● **Short task**
Copy out every line in the entries below that includes "hɜːt".
-------------------------
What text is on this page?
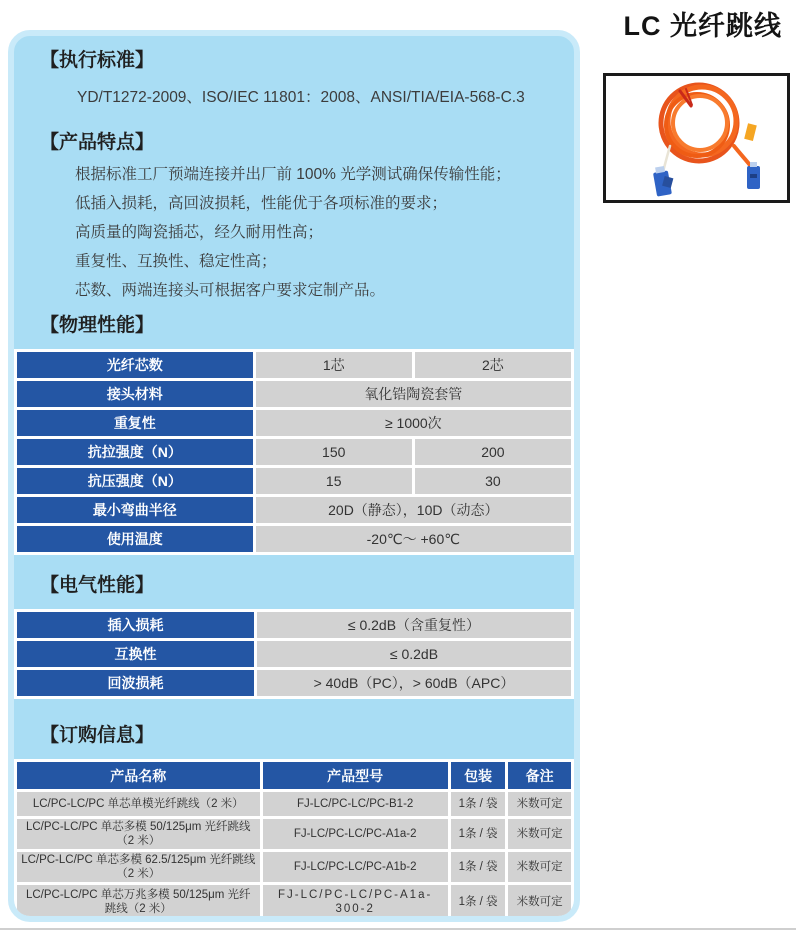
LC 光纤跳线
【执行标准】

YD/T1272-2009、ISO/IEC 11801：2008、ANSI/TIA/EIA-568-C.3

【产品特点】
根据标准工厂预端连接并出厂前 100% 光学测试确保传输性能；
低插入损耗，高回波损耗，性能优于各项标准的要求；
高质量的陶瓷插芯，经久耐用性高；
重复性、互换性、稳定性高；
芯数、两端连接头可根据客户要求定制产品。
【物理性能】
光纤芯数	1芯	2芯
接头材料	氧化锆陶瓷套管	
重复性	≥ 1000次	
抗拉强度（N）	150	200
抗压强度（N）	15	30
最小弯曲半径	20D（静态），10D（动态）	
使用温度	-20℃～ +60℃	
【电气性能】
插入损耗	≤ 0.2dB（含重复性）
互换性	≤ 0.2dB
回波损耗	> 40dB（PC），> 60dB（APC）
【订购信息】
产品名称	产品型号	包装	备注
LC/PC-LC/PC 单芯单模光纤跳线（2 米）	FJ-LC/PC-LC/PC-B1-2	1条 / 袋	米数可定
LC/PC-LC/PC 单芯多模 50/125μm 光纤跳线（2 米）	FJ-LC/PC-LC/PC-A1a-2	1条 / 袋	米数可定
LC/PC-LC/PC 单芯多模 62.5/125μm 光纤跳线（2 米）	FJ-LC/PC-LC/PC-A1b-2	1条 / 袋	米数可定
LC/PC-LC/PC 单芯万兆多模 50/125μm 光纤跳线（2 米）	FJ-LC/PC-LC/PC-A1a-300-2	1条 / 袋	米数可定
-------------------------
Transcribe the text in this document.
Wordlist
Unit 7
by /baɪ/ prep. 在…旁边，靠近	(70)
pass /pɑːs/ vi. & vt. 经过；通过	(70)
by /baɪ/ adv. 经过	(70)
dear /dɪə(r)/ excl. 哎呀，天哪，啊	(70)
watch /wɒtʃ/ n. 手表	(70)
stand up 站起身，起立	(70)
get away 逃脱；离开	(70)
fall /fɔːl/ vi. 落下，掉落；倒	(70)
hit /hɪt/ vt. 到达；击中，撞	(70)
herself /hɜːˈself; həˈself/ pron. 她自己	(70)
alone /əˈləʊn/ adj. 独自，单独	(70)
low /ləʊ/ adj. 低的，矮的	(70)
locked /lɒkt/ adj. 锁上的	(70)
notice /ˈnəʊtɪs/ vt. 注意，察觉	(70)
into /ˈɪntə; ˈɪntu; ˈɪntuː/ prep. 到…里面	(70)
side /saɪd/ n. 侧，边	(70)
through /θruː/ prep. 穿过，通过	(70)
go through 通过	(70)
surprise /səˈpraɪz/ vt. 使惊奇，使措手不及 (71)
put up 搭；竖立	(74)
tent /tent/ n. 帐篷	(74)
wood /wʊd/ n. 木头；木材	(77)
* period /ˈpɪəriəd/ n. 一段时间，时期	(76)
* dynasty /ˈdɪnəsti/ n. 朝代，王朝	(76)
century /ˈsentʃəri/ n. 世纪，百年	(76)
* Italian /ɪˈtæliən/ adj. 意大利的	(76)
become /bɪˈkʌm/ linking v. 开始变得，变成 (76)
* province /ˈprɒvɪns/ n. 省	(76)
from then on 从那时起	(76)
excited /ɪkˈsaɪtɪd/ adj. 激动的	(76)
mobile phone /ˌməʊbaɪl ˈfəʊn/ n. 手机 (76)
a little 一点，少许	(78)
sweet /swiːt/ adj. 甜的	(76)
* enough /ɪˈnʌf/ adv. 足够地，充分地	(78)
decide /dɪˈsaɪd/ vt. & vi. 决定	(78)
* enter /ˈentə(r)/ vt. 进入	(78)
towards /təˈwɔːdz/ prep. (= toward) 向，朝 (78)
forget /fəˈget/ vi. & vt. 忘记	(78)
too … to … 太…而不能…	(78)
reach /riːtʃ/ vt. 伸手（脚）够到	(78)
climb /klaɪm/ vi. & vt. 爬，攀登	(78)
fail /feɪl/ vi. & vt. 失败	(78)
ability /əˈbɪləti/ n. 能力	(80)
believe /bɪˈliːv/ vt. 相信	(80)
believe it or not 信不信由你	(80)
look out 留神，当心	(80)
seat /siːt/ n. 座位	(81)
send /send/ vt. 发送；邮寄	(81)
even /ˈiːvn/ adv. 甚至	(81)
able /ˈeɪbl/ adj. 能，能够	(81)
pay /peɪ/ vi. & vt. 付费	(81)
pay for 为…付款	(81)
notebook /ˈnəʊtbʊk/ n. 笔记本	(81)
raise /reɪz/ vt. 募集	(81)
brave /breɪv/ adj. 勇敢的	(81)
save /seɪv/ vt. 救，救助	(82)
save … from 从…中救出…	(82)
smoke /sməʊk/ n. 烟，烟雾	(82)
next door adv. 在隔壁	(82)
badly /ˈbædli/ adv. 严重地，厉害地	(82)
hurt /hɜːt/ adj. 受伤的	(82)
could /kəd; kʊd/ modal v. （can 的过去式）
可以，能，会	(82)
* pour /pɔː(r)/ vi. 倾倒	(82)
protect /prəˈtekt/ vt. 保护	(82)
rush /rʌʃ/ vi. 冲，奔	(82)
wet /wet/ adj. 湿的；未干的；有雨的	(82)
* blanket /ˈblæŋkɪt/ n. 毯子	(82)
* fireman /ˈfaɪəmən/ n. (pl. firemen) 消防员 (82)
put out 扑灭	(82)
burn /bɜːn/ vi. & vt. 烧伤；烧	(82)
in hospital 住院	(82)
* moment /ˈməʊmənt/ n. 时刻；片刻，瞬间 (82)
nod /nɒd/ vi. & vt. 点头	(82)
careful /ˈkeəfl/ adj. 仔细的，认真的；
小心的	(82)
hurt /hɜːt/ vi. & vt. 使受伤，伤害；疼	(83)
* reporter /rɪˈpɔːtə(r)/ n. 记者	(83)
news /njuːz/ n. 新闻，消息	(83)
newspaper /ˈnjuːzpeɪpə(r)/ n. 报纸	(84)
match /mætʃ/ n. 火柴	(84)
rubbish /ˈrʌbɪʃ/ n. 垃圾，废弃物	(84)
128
-------------------------
● **Task response**
hurt /hɜːt/ adj. 受伤的	(82)
hurt /hɜːt/ vi. & vt. 使受伤，伤害；疼	(83)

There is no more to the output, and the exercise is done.